§ **EXERCISE DESCRIPTION**
Please edit the part of the material below that opens with the line containing "grid-label: 7,010,000 mN" and closes with the line containing "grid-label: 430,000 mE", replacing "contour-label" with "contour-tag" and leaving everything else unchanged. Return only those lines.

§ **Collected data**

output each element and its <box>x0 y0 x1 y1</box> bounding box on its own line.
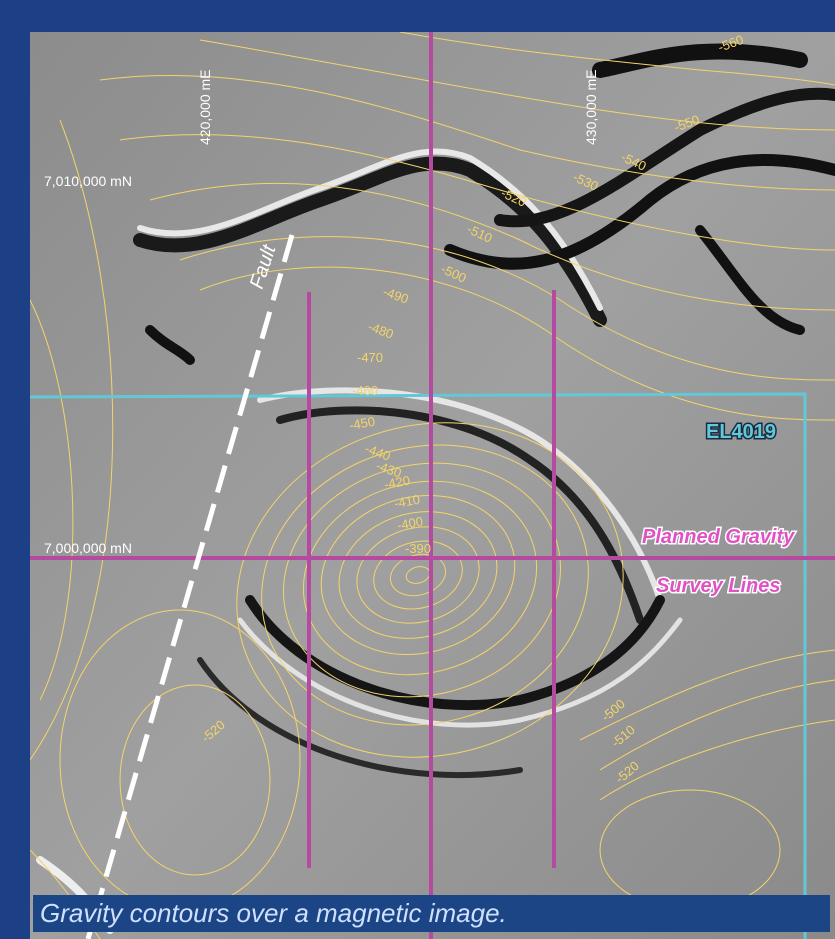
grid-label: 7,010,000 mN <box>44 173 132 189</box>
survey-label: Planned Gravity <box>642 526 795 548</box>
contour-label: -390 <box>405 541 431 556</box>
gravity-contours <box>30 32 835 939</box>
contour-label: -410 <box>393 492 421 511</box>
grid-label: 430,000 mE <box>583 70 599 146</box>
map-image: 420,000 mE 430,000 mE 7,010,000 mN 7,000,00… <box>30 32 835 939</box>
contour-label: -460 <box>352 383 378 398</box>
contour-label: -470 <box>357 350 383 365</box>
grid-label: 420,000 mE <box>197 70 213 146</box>
tenement-boundary <box>30 392 807 939</box>
contour-label: -450 <box>348 414 376 433</box>
tenement-label: EL4019 <box>706 421 776 443</box>
contour-label: -420 <box>383 473 411 492</box>
magnetic-features <box>36 43 835 934</box>
caption: Gravity contours over a magnetic image. <box>40 898 507 928</box>
contour-label: -400 <box>396 514 424 533</box>
survey-label: Survey Lines <box>656 575 781 597</box>
fault-line <box>85 234 295 939</box>
grid-label: 7,000,000 mN <box>44 540 132 556</box>
survey-lines <box>30 32 835 939</box>
caption-bar <box>33 895 830 932</box>
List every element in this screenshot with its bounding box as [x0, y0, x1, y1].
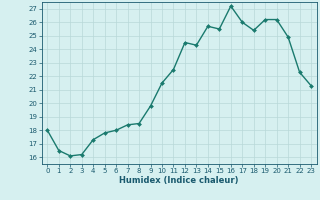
X-axis label: Humidex (Indice chaleur): Humidex (Indice chaleur): [119, 176, 239, 185]
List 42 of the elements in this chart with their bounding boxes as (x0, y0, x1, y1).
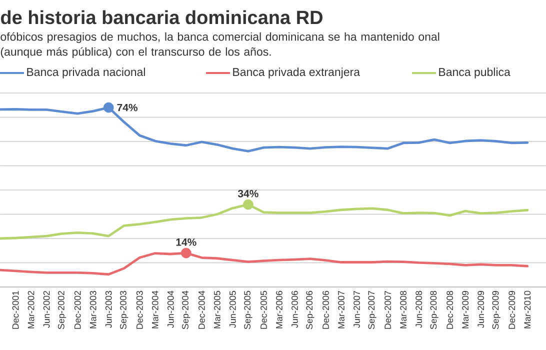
x-tick-label: Dec-2001 (12, 290, 19, 329)
x-tick-label: Sep-2009 (492, 290, 500, 330)
x-tick-label: Mar-2003 (90, 290, 96, 328)
x-tick-label: Dec-2004 (198, 290, 205, 329)
x-tick-label: Mar-2008 (400, 290, 406, 328)
x-tick-label: Sep-2006 (306, 290, 314, 330)
x-tick-label: Jun-2009 (478, 290, 484, 328)
x-tick-label: Jun-2005 (229, 290, 236, 328)
x-tick-label: Dec-2002 (74, 290, 81, 329)
legend-label: Banca privada extranjera (233, 68, 360, 78)
x-tick-label: Mar-2005 (214, 290, 220, 328)
chart-title: de historia bancaria dominicana RD (0, 10, 322, 24)
chart-subtitle: ofóbicos presagios de muchos, la banca comercial dominicana se ha mantenido onal (aunque más pública) con el transcurso de los años. (0, 32, 440, 58)
x-tick-label: Jun-2004 (167, 290, 174, 328)
x-tick-label: Mar-2006 (276, 290, 282, 328)
x-tick-label: Dec-2003 (136, 290, 143, 329)
x-tick-label: Jun-2008 (416, 290, 422, 328)
x-tick-label: Mar-2007 (338, 290, 344, 328)
data-label: 34% (238, 190, 258, 198)
x-tick-label: Jun-2003 (105, 290, 112, 328)
x-tick-label: Sep-2004 (182, 290, 190, 330)
x-tick-label: Sep-2007 (368, 290, 376, 330)
x-tick-label: Sep-2002 (58, 290, 66, 330)
data-label: 74% (117, 104, 138, 112)
x-tick-label: Jun-2007 (354, 290, 360, 328)
data-label: 14% (176, 238, 196, 246)
x-tick-label: Sep-2008 (430, 290, 438, 330)
x-tick-label: Dec-2009 (508, 290, 516, 329)
x-tick-label: Dec-2008 (446, 290, 454, 329)
legend-label: Banca publica (439, 68, 510, 78)
x-tick-label: Mar-2009 (462, 290, 469, 328)
x-tick-label: Dec-2007 (384, 290, 391, 329)
x-tick-label: Sep-2005 (244, 290, 252, 330)
x-tick-label: Dec-2006 (322, 290, 329, 329)
x-tick-label: Dec-2005 (260, 290, 267, 329)
x-tick-label: Jun-2006 (292, 290, 298, 328)
legend-label: Banca privada nacional (27, 68, 145, 78)
x-tick-label: Sep-2003 (120, 290, 128, 330)
x-tick-label: Mar-2004 (152, 290, 158, 328)
x-tick-label: Mar-2010 (524, 290, 531, 328)
x-tick-label: Jun-2002 (43, 290, 50, 328)
x-tick-label: Mar-2002 (28, 290, 34, 328)
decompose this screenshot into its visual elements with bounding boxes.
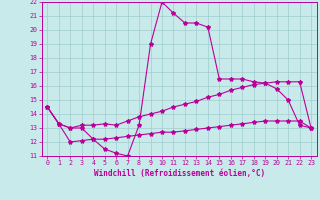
X-axis label: Windchill (Refroidissement éolien,°C): Windchill (Refroidissement éolien,°C) — [94, 169, 265, 178]
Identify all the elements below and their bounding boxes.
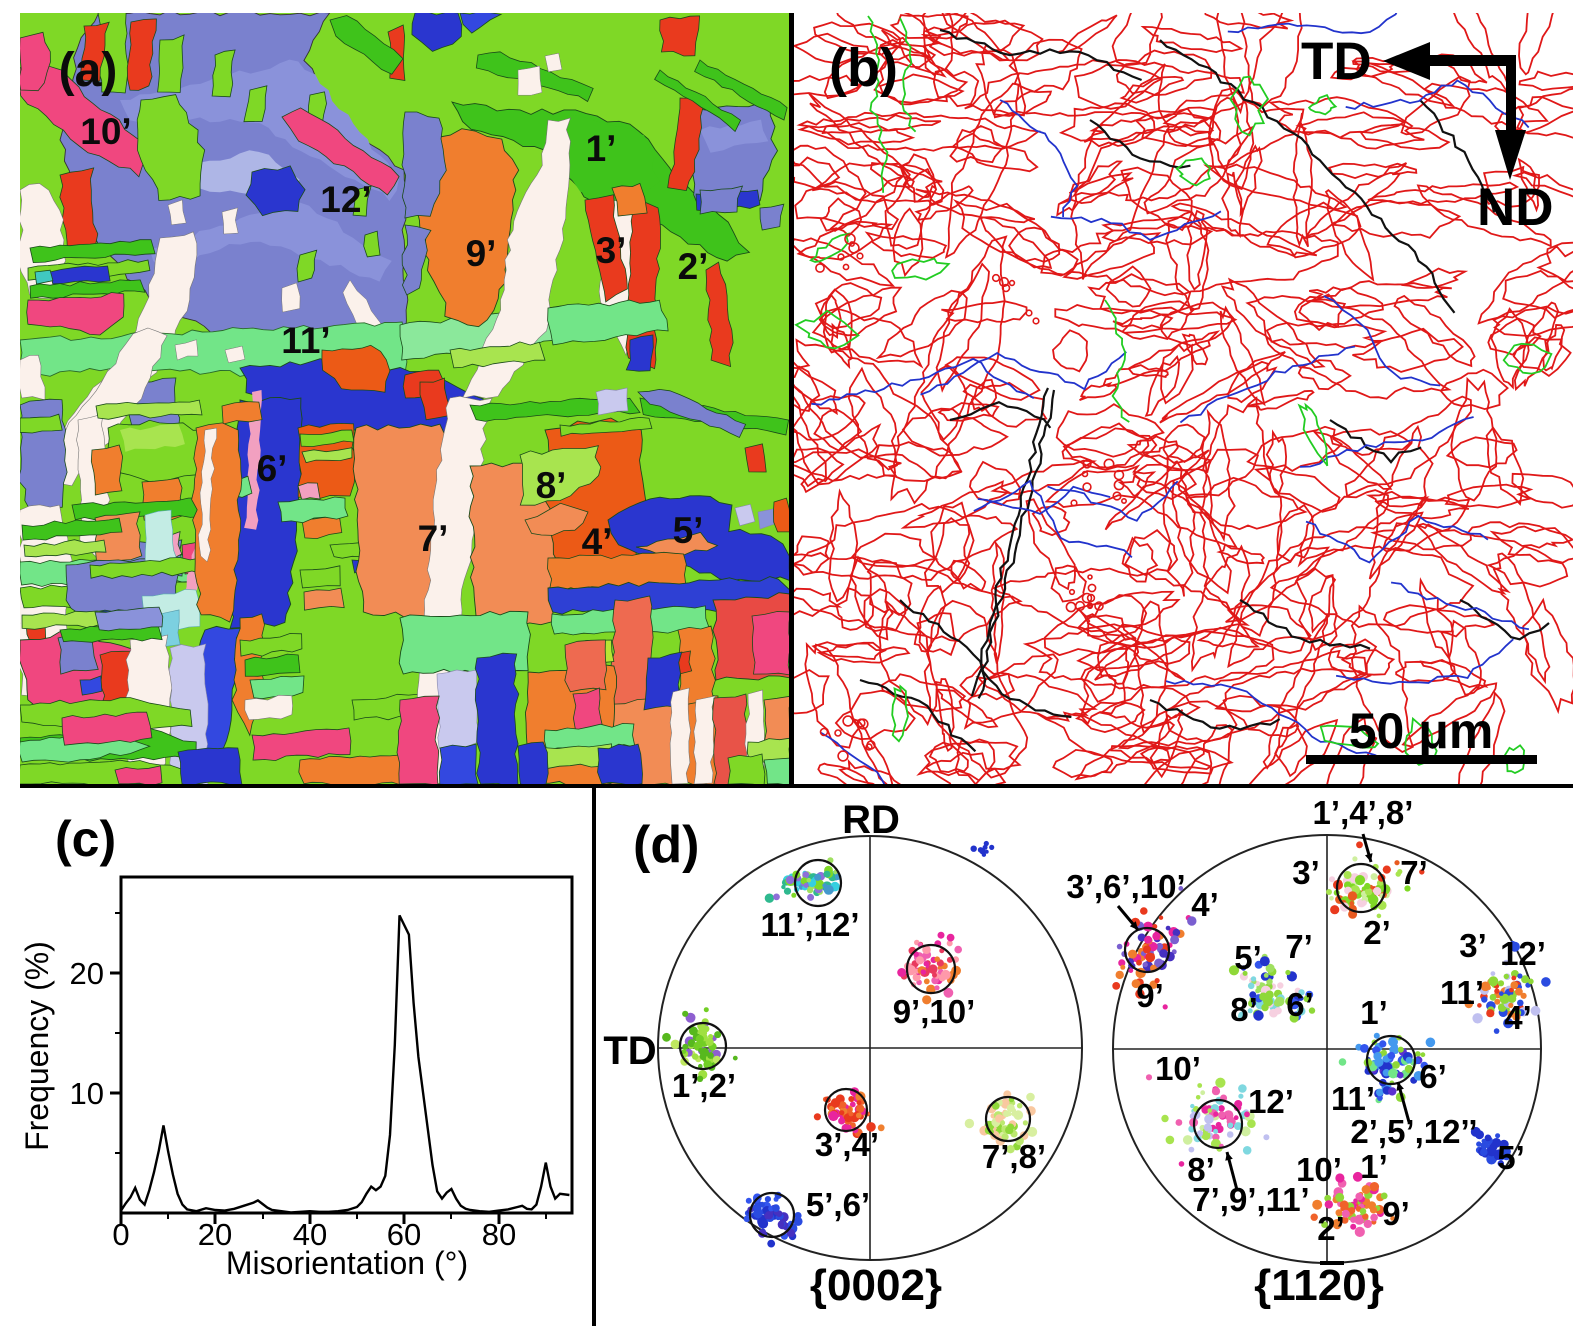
svg-text:20: 20 xyxy=(70,956,104,991)
svg-text:80: 80 xyxy=(482,1217,516,1252)
svg-text:3’: 3’ xyxy=(596,230,627,271)
svg-text:2’,5’,12’’: 2’,5’,12’’ xyxy=(1350,1113,1477,1150)
svg-text:50 μm: 50 μm xyxy=(1349,703,1494,759)
svg-text:12’: 12’ xyxy=(1248,1083,1294,1120)
svg-text:10’: 10’ xyxy=(1296,1151,1342,1188)
svg-text:7’: 7’ xyxy=(1400,854,1428,891)
svg-text:5’: 5’ xyxy=(673,510,704,551)
svg-text:4’: 4’ xyxy=(1504,999,1532,1036)
svg-text:9’: 9’ xyxy=(466,233,497,274)
svg-text:3’,6’,10’: 3’,6’,10’ xyxy=(1066,868,1185,905)
svg-text:12’: 12’ xyxy=(320,179,371,220)
svg-text:(a): (a) xyxy=(59,44,118,97)
svg-text:7’,9’,11’: 7’,9’,11’ xyxy=(1192,1181,1309,1218)
svg-text:4’: 4’ xyxy=(1191,886,1219,923)
svg-text:3’,4’: 3’,4’ xyxy=(815,1126,879,1163)
svg-text:10’: 10’ xyxy=(1155,1050,1201,1087)
svg-text:9’: 9’ xyxy=(1136,977,1164,1014)
svg-text:11’: 11’ xyxy=(281,320,330,361)
svg-text:1’: 1’ xyxy=(1360,1148,1388,1185)
svg-text:2’: 2’ xyxy=(1317,1210,1345,1247)
svg-text:RD: RD xyxy=(842,798,900,842)
svg-text:5’: 5’ xyxy=(1497,1139,1525,1176)
svg-text:8’: 8’ xyxy=(1187,1151,1215,1188)
svg-text:12’: 12’ xyxy=(1500,935,1546,972)
svg-text:ND: ND xyxy=(1477,178,1554,237)
svg-text:(d): (d) xyxy=(633,816,699,874)
svg-text:9’: 9’ xyxy=(1382,1195,1410,1232)
svg-text:0: 0 xyxy=(112,1217,129,1252)
svg-text:1’: 1’ xyxy=(586,128,617,169)
svg-text:8’: 8’ xyxy=(536,465,567,506)
svg-text:60: 60 xyxy=(387,1217,421,1252)
svg-text:(c): (c) xyxy=(55,811,116,867)
svg-text:2’: 2’ xyxy=(678,246,709,287)
svg-text:40: 40 xyxy=(293,1217,327,1252)
svg-text:10’: 10’ xyxy=(80,111,131,152)
svg-text:1’,2’: 1’,2’ xyxy=(672,1067,736,1104)
svg-text:4’: 4’ xyxy=(582,521,613,562)
svg-text:TD: TD xyxy=(1301,32,1372,91)
svg-text:5’: 5’ xyxy=(1234,939,1262,976)
svg-text:2’: 2’ xyxy=(1363,914,1391,951)
svg-text:Frequency (%): Frequency (%) xyxy=(19,941,55,1151)
svg-text:6’: 6’ xyxy=(257,448,288,489)
svg-text:9’,10’: 9’,10’ xyxy=(893,993,976,1030)
svg-text:5’,6’: 5’,6’ xyxy=(806,1186,870,1223)
svg-text:Misorientation (°): Misorientation (°) xyxy=(226,1245,468,1281)
svg-text:{1120}: {1120} xyxy=(1254,1261,1384,1310)
svg-text:3’: 3’ xyxy=(1292,854,1320,891)
svg-text:1’,4’,8’: 1’,4’,8’ xyxy=(1313,794,1414,831)
svg-text:{0002}: {0002} xyxy=(810,1261,942,1310)
svg-text:7’: 7’ xyxy=(418,518,449,559)
svg-text:1’: 1’ xyxy=(1360,994,1388,1031)
svg-text:11’,12’: 11’,12’ xyxy=(760,906,859,943)
svg-text:7’: 7’ xyxy=(1285,928,1313,965)
svg-text:11’: 11’ xyxy=(1331,1080,1375,1117)
svg-text:11’: 11’ xyxy=(1440,974,1484,1011)
svg-text:10: 10 xyxy=(70,1076,104,1111)
svg-text:6’: 6’ xyxy=(1419,1058,1447,1095)
svg-text:6’: 6’ xyxy=(1286,986,1314,1023)
svg-text:8’: 8’ xyxy=(1230,991,1258,1028)
svg-text:TD: TD xyxy=(603,1029,656,1073)
svg-text:3’: 3’ xyxy=(1459,927,1487,964)
svg-text:(b): (b) xyxy=(829,38,898,98)
svg-text:20: 20 xyxy=(198,1217,232,1252)
svg-text:7’,8’: 7’,8’ xyxy=(982,1138,1046,1175)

§ **EXERCISE OUTPUT**
grid-label: 7,010,000 mN <box>44 173 132 189</box>
survey-label: Planned Gravity <box>642 526 795 548</box>
contour-tag: -390 <box>405 541 431 556</box>
gravity-contours <box>30 32 835 939</box>
contour-tag: -410 <box>393 492 421 511</box>
grid-label: 430,000 mE <box>583 70 599 146</box>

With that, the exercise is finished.